(Collected data)
============

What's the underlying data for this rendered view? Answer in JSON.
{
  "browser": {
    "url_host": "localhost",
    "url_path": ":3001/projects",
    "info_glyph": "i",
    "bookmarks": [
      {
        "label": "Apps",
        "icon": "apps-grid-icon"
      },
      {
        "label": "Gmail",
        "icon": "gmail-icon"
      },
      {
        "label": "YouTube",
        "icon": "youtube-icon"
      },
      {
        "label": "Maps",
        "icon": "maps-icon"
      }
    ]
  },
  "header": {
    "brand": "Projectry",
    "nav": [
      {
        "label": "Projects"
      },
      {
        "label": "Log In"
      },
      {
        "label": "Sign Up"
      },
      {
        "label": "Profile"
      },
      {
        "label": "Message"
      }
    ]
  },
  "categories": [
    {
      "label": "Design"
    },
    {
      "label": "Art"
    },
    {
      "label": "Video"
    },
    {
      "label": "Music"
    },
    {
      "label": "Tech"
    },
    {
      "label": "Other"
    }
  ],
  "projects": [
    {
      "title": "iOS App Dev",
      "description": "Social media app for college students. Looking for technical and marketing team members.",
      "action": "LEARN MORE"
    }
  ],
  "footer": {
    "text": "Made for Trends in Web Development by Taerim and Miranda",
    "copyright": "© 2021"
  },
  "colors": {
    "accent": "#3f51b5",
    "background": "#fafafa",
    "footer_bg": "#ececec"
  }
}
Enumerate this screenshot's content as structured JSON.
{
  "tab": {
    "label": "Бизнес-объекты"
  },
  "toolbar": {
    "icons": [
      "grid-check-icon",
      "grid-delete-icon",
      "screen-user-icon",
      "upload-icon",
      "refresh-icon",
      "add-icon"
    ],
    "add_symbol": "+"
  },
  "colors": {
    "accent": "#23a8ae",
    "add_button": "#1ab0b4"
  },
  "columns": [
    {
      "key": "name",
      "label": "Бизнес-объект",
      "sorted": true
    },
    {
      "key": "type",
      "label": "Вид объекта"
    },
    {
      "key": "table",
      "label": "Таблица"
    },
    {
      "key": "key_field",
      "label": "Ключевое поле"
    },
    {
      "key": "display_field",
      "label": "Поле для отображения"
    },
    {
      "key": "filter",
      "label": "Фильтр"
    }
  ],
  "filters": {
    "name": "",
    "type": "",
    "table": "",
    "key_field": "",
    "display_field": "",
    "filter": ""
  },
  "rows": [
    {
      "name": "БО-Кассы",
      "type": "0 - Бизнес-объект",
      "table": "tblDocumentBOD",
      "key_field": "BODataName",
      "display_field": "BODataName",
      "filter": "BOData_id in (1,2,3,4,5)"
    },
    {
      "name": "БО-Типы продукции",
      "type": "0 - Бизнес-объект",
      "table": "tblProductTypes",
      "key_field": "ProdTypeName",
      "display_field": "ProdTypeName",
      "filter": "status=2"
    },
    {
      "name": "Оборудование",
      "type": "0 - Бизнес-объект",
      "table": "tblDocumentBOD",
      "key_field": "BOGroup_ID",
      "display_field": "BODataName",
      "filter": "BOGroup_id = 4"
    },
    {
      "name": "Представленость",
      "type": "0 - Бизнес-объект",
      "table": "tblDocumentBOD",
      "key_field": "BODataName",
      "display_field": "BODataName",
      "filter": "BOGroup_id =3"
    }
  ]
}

============

* _Given exercise_
Which lines contain the word "grid"? Return each of them.

* _Finished task_
        "icon": "apps-grid-icon"
      "grid-check-icon",
      "grid-delete-icon",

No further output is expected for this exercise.